§ Written exercise
Gather all lines containing the string "Save" and copy them out.
[begin Extracted information]
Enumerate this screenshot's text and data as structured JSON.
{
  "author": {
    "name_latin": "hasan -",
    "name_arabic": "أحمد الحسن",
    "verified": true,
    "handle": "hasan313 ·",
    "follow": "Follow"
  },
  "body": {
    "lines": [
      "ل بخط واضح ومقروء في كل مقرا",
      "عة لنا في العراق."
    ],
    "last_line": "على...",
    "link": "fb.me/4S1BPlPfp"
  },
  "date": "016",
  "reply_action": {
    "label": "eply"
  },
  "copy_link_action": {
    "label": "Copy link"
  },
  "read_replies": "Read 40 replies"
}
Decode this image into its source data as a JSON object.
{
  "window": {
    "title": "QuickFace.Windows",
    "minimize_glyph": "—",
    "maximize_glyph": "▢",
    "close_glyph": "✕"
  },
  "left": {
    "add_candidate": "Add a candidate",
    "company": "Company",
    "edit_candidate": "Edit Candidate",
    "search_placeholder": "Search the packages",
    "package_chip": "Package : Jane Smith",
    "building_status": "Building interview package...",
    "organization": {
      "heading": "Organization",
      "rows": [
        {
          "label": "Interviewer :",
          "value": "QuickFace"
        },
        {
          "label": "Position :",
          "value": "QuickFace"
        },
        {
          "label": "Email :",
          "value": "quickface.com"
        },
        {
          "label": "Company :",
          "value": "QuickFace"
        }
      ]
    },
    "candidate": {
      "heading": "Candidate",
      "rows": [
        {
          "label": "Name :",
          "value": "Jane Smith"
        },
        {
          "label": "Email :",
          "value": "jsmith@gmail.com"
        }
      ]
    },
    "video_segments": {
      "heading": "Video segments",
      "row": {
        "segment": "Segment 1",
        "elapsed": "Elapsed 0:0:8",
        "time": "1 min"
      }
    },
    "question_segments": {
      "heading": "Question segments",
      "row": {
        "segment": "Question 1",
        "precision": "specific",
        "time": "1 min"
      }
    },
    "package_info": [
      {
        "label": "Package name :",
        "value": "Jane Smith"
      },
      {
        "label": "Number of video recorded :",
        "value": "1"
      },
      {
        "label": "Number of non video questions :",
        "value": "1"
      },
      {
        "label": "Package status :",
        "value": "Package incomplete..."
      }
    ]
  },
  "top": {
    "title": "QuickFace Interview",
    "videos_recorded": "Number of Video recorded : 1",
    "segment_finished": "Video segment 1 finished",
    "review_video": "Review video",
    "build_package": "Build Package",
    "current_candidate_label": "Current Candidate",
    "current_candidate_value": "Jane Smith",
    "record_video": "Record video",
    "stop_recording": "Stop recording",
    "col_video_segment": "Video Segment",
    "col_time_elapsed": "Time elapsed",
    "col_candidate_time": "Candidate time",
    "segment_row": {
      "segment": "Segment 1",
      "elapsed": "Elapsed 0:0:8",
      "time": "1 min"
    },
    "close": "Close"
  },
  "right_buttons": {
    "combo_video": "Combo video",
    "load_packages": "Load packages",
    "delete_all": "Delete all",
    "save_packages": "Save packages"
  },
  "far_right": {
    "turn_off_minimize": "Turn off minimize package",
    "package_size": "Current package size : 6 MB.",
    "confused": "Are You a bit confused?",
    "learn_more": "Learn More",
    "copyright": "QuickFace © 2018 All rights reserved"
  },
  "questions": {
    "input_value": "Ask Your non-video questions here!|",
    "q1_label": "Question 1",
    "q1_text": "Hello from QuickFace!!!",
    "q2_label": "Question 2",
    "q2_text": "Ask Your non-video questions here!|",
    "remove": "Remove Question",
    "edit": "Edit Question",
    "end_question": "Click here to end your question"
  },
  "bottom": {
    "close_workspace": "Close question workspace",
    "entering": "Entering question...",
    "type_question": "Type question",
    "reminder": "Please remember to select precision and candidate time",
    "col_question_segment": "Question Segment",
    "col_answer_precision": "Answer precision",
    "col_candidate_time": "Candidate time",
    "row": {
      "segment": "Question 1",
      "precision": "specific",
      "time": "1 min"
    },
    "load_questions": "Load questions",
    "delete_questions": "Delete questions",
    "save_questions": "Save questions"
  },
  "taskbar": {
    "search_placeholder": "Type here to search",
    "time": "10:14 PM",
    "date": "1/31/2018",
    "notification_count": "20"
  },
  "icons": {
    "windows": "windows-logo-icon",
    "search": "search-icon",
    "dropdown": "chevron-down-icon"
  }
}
[end Extracted information]
§ Answer for this exercise
    "save_packages": "Save packages"
    "save_questions": "Save questions"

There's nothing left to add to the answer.